Reproduce verbatim the lines running from the line that contains "property labels: Advanced" up to and including the line that contains "CO2 bubble left: 2 <box>119 391 125 403</box>".

◆ ◆ ◆ ◆ ◆

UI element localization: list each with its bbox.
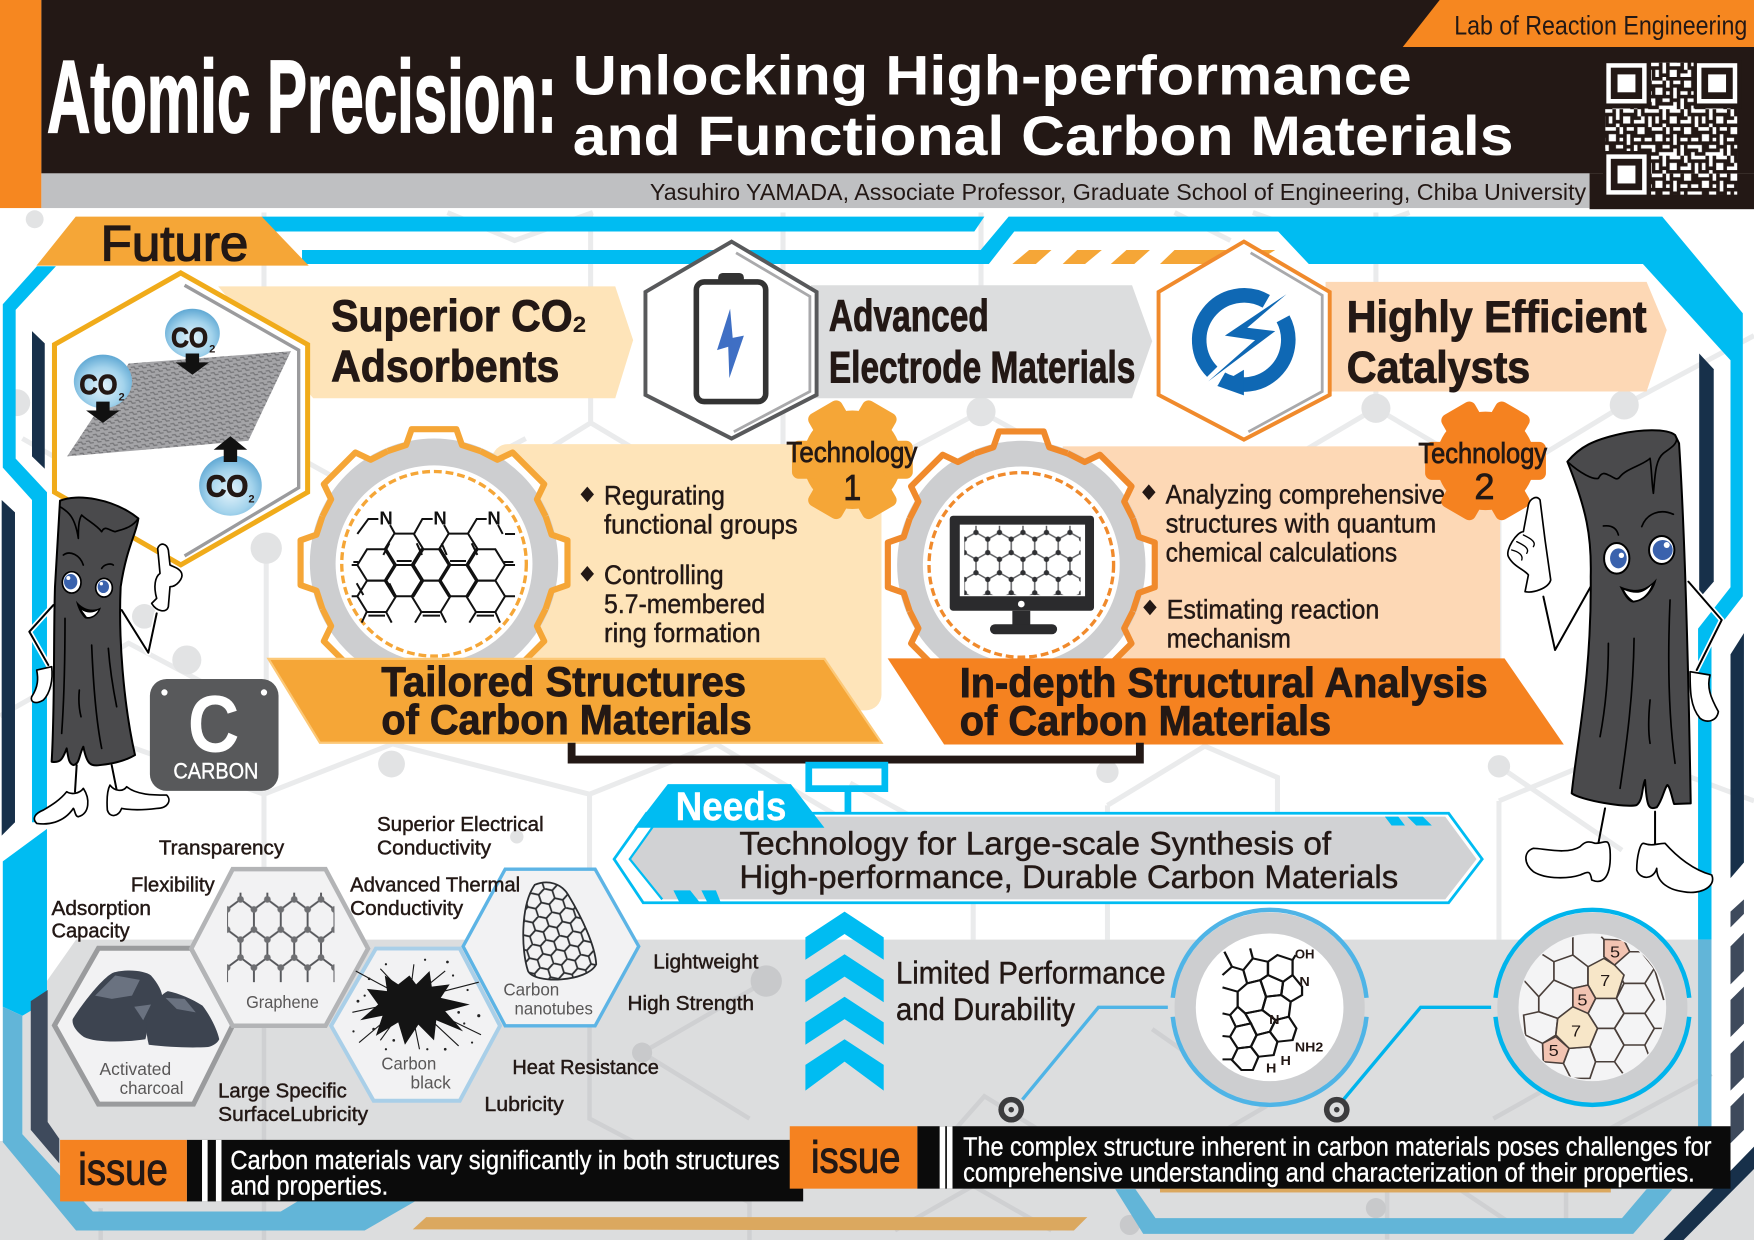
property labels: Advanced Thermal <box>350 875 520 897</box>
CO2 bubble bottom: 2 <box>248 493 255 505</box>
limited performance text: and Durability <box>896 992 1075 1027</box>
property labels: SurfaceLubricity <box>218 1104 369 1126</box>
CO2 bubble left: 2 <box>119 391 125 403</box>
property labels: Large Specific <box>218 1080 347 1102</box>
badge: technology 2: 2 <box>1474 467 1494 507</box>
circle: functional group molecule: OH <box>1295 947 1315 961</box>
property labels <box>51 814 759 1126</box>
property labels: Superior Electrical <box>377 814 544 836</box>
property labels: Lubricity <box>484 1094 565 1116</box>
CO2 bubble bottom: CO <box>206 471 248 504</box>
badge: technology 1: 1 <box>843 468 861 508</box>
circle: 5-7 membered rings: 5 <box>1577 991 1588 1009</box>
CO2 bubble top <box>165 309 220 375</box>
hexagon: carbon nanotubes: nanotubes <box>515 999 593 1019</box>
circle: functional group molecule <box>1173 910 1367 1105</box>
arrow: Highly Efficient Catalysts: Catalysts <box>1347 343 1530 393</box>
panel: technology 1 <box>492 444 881 710</box>
bullet list 1: 5.7-membered <box>604 589 765 619</box>
issue bar left: Carbon materials vary significantly in both structures <box>230 1147 780 1175</box>
bullet list 2: mechanism <box>1167 624 1291 654</box>
molecule with nitrogen groups: N <box>433 508 447 529</box>
hexagon: carbon nanotubes: Carbon <box>503 980 559 1000</box>
CO2 bubble left: CO <box>79 369 117 400</box>
needs text <box>739 826 1398 895</box>
arrow: Superior CO2 Adsorbents: Adsorbents <box>331 341 559 391</box>
circle: functional group molecule: H <box>1280 1054 1291 1068</box>
property labels: Capacity <box>51 920 131 942</box>
character: left mascot <box>29 498 182 824</box>
banner: in-depth analysis: of Carbon Materials <box>960 698 1331 744</box>
bullet list 1: Controlling <box>604 560 724 590</box>
badge: technology 2 <box>1418 399 1547 523</box>
QR code <box>1603 60 1742 197</box>
circle: functional group molecule: H <box>1266 1062 1276 1076</box>
connector to needs <box>809 765 885 817</box>
CO2 bubble bottom <box>199 436 262 516</box>
banner: in-depth analysis <box>888 658 1564 745</box>
title: Unlocking High-performance and Functional Carbon Materials <box>573 44 1513 167</box>
needs tab: Needs <box>676 784 786 829</box>
blue frame: left and bottom <box>2 250 1672 1234</box>
banner: tailored structures <box>268 659 881 743</box>
hexagon: battery icon <box>645 242 817 439</box>
circle: functional group molecule: N <box>1299 975 1310 989</box>
property labels: Heat Resistance <box>512 1057 659 1079</box>
pointer line 1 <box>998 1007 1168 1123</box>
banner: in-depth analysis: In-depth Structural Analysis <box>960 660 1488 706</box>
bullet list 2: structures with quantum <box>1166 508 1436 538</box>
bullet list 2: chemical calculations <box>1166 538 1397 568</box>
hexagon: graphene <box>191 869 368 1026</box>
property labels: High Strength <box>628 993 754 1015</box>
Future tab <box>36 215 309 272</box>
arrow: Advanced Electrode Materials <box>811 285 1152 398</box>
Future tab: Future <box>101 215 248 272</box>
molecule with nitrogen groups <box>352 508 515 623</box>
needs text: Technology for Large-scale Synthesis of <box>739 826 1332 862</box>
arrow: Highly Efficient Catalysts <box>1326 282 1667 393</box>
limited performance text: Limited Performance <box>896 955 1166 990</box>
arrow: Advanced Electrode Materials: Advanced <box>829 291 989 341</box>
hexagon: carbon black <box>331 949 500 1101</box>
banner: tailored structures: of Carbon Materials <box>381 697 752 743</box>
connector bracket <box>572 743 1140 760</box>
issue bar left: and properties. <box>230 1173 388 1201</box>
property labels: Conductivity <box>350 898 464 920</box>
CO2 bubble top: CO <box>171 322 208 353</box>
CO2 bubble top: 2 <box>209 343 215 355</box>
arrow: Highly Efficient Catalysts: Highly Efficient <box>1347 292 1647 342</box>
chevron arrows <box>805 912 884 1091</box>
bullet list 1 <box>581 481 798 648</box>
hexagon: activated charcoal: charcoal <box>120 1078 183 1098</box>
limited performance text <box>896 955 1166 1027</box>
issue bar left <box>60 1140 803 1201</box>
needs tab <box>634 784 824 829</box>
title: Atomic Precision: Atomic Precision: <box>47 39 557 154</box>
property labels: Flexibility <box>131 875 216 897</box>
bullet list 2: Analyzing comprehensive <box>1166 479 1445 509</box>
molecule with nitrogen groups: N <box>379 508 393 529</box>
hexagon: catalyst icon <box>1159 242 1330 440</box>
property labels: Conductivity <box>377 838 492 860</box>
issue bar right <box>790 1126 1731 1189</box>
bullet list 1: functional groups <box>604 510 798 540</box>
author line: Yasuhiro YAMADA, Associate Professor, Graduate School of Engineering, Chiba University <box>650 179 1586 205</box>
panel: technology 2 <box>1063 446 1500 661</box>
badge: technology 1 <box>786 398 918 522</box>
circle: functional group molecule: NH2 <box>1295 1041 1323 1055</box>
molecule with nitrogen groups: N <box>487 508 501 529</box>
banner: tailored structures: Tailored Structures <box>381 659 746 705</box>
bullet list 1: ring formation <box>604 618 761 648</box>
arrow: Superior CO2 Adsorbents <box>218 286 633 398</box>
carbon element tile <box>150 679 279 791</box>
title: Unlocking High-performance and Functional Carbon Materials: Unlocking High-performance <box>573 44 1412 107</box>
carbon element tile: C <box>188 680 239 770</box>
needs panel <box>614 784 1482 903</box>
property labels: Transparency <box>159 838 285 860</box>
circle: functional group molecule: N <box>1269 1013 1279 1027</box>
graphene sheet <box>67 351 291 456</box>
bullet list 2: Estimating reaction <box>1167 595 1379 625</box>
bullet list 1: Regurating <box>604 481 725 511</box>
circle: 5-7 membered rings: 7 <box>1600 972 1610 990</box>
issue bar right: issue <box>811 1132 900 1182</box>
property labels: Adsorption <box>51 898 151 920</box>
hexagon: CO2 adsorption <box>54 273 308 565</box>
hexagon: activated charcoal: Activated <box>100 1059 171 1079</box>
gear: computational analysis monitor <box>888 431 1155 698</box>
gear: nitrogen-doped structure <box>301 429 567 696</box>
issue bar right: comprehensive understanding and characterization of their properties. <box>963 1159 1695 1187</box>
pointer line 2 <box>1324 1007 1491 1123</box>
property labels: Lightweight <box>653 952 759 974</box>
circle: 5-7 membered rings: 5 <box>1549 1042 1559 1060</box>
bullet list 2 <box>1142 479 1445 654</box>
arrow: Advanced Electrode Materials: Electrode Materials <box>829 343 1135 393</box>
needs text: High-performance, Durable Carbon Materials <box>739 859 1398 895</box>
arrow: Superior CO2 Adsorbents: 2 <box>573 312 586 337</box>
hexagon: carbon black: Carbon <box>381 1053 436 1073</box>
hexagon: activated charcoal <box>54 948 233 1104</box>
grey lower band <box>0 940 1754 1240</box>
carbon element tile: CARBON <box>173 759 258 784</box>
blue frame: top and right <box>262 217 1754 1240</box>
circle: 5-7 membered rings <box>1495 910 1689 1105</box>
hexagon: carbon nanotubes <box>463 869 639 1026</box>
hexagon: carbon black: black <box>411 1072 451 1092</box>
arrow: Superior CO2 Adsorbents: Superior CO <box>331 291 573 341</box>
circle: 5-7 membered rings: 5 <box>1610 943 1620 961</box>
lab tab <box>1403 0 1754 47</box>
hexagon: graphene: Graphene <box>246 992 319 1012</box>
circle: 5-7 membered rings: 7 <box>1571 1023 1581 1040</box>
badge: technology 1: Technology <box>786 437 918 469</box>
monitor icon <box>950 516 1094 634</box>
CO2 bubble left <box>74 355 132 423</box>
header <box>0 0 1754 209</box>
badge: technology 2: Technology <box>1418 438 1547 470</box>
character: right mascot <box>1508 430 1722 892</box>
title: Unlocking High-performance and Functional Carbon Materials: and Functional Carbon Materials <box>573 104 1513 167</box>
issue bar left: issue <box>78 1145 168 1195</box>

◆ ◆ ◆ ◆ ◆

WORKED SOLUTION:
property labels: Advanced Thermal <box>350 875 520 897</box>
CO2 bubble bottom: 2 <box>248 493 255 505</box>
limited performance text: and Durability <box>896 992 1075 1027</box>
property labels: SurfaceLubricity <box>218 1104 369 1126</box>
CO2 bubble left: 2 <box>119 391 125 403</box>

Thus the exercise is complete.